*Stored records:*
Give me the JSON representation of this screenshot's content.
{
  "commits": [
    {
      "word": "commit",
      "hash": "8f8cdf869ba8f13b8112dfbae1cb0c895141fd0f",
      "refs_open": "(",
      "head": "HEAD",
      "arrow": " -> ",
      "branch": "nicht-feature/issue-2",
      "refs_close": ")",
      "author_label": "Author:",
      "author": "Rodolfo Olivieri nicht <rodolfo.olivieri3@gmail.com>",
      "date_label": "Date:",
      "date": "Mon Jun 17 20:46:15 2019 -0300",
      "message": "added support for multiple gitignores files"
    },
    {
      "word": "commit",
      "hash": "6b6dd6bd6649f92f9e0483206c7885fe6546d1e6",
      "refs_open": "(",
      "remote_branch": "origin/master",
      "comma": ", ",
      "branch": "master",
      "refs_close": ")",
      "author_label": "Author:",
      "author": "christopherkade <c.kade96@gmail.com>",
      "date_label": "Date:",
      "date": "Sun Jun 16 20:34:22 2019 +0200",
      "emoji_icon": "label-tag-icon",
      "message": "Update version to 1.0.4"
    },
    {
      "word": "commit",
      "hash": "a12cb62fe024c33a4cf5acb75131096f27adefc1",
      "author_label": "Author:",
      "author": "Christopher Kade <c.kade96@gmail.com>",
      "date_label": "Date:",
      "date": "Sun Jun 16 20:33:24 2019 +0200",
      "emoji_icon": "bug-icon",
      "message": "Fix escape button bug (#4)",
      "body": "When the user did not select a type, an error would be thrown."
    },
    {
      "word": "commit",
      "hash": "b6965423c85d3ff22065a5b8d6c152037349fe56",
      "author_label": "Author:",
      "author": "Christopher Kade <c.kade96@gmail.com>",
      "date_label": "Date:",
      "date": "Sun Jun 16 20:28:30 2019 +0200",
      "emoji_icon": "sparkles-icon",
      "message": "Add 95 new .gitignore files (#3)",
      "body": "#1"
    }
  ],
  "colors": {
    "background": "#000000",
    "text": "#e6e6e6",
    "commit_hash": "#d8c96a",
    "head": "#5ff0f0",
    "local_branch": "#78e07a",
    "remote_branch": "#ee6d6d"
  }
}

*Aim:* Locate the word "message" in the entries, and copy every line where it is found.

*The solution:*
      "message": "added support for multiple gitignores files"
      "message": "Update version to 1.0.4"
      "message": "Fix escape button bug (#4)",
      "message": "Add 95 new .gitignore files (#3)",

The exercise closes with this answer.